---------- Supplied records

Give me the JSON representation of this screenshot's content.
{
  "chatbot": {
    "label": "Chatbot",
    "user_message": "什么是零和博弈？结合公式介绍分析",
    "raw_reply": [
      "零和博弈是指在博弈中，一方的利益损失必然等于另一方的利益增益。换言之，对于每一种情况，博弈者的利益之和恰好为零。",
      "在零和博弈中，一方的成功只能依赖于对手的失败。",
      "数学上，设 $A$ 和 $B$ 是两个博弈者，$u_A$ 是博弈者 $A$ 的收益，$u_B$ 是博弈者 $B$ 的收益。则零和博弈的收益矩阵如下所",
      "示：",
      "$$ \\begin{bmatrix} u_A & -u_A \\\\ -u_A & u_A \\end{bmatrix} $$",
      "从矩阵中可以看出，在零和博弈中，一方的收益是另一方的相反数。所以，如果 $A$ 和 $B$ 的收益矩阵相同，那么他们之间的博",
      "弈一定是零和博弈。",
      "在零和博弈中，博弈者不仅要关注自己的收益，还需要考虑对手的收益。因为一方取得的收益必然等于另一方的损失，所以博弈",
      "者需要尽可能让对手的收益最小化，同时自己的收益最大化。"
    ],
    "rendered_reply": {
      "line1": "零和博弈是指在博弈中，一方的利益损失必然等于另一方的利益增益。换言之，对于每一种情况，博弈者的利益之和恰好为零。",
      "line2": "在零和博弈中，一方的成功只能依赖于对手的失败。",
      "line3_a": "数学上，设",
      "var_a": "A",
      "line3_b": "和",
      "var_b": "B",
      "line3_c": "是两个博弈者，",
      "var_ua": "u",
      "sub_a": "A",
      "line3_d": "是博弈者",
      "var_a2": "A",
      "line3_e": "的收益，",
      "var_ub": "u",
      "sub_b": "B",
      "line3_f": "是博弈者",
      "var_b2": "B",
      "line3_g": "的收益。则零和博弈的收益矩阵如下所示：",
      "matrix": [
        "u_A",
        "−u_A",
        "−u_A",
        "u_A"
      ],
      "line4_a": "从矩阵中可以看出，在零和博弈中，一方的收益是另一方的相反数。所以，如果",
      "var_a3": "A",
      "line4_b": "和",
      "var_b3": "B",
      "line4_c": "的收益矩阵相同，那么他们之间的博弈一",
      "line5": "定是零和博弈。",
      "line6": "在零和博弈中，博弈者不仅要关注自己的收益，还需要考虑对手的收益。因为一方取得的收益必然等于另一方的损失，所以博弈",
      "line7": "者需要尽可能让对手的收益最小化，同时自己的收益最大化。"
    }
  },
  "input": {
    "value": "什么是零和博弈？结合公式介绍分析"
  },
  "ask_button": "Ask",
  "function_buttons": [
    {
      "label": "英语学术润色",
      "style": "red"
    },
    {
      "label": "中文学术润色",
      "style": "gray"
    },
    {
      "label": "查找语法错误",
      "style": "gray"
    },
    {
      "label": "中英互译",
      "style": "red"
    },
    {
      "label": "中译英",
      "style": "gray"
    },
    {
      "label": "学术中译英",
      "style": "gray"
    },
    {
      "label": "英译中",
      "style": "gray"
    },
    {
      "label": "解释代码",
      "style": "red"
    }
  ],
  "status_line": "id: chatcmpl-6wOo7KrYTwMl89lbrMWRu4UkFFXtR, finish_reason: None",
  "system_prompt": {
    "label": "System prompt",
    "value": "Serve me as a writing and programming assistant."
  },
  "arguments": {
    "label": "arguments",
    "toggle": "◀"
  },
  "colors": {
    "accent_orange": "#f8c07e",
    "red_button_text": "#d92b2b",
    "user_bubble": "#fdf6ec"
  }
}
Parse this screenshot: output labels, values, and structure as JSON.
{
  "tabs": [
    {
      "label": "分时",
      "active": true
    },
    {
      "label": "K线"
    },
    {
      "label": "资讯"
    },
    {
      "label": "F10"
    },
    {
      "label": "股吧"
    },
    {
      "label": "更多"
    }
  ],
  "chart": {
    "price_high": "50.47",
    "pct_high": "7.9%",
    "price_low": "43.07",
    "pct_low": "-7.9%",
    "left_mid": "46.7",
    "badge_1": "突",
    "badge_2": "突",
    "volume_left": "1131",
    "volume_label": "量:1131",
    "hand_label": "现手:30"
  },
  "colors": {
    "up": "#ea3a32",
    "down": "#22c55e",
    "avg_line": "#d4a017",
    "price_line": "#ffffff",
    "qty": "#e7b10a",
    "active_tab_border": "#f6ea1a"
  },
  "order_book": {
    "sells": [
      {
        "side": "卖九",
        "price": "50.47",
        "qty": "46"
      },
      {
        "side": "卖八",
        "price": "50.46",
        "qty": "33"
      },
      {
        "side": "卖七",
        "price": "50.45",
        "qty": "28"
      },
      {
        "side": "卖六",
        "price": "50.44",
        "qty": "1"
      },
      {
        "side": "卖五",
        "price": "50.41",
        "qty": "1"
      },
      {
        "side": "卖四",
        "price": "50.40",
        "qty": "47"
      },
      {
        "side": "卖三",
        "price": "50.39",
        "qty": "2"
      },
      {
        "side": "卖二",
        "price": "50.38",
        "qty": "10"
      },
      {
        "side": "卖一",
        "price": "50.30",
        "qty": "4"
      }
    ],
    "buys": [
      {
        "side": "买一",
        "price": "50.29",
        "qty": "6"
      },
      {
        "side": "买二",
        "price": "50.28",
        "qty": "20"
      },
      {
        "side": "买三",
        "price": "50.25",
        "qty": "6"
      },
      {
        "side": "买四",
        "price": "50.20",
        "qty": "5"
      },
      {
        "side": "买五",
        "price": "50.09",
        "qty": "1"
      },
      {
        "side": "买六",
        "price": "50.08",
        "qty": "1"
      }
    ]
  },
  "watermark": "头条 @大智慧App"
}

--------------------

Exercise details - Write out every line of the listing that holds the word "博弈者的利益之和恰好为零".

The reply -
      "零和博弈是指在博弈中，一方的利益损失必然等于另一方的利益增益。换言之，对于每一种情况，博弈者的利益之和恰好为零。",
      "line1": "零和博弈是指在博弈中，一方的利益损失必然等于另一方的利益增益。换言之，对于每一种情况，博弈者的利益之和恰好为零。",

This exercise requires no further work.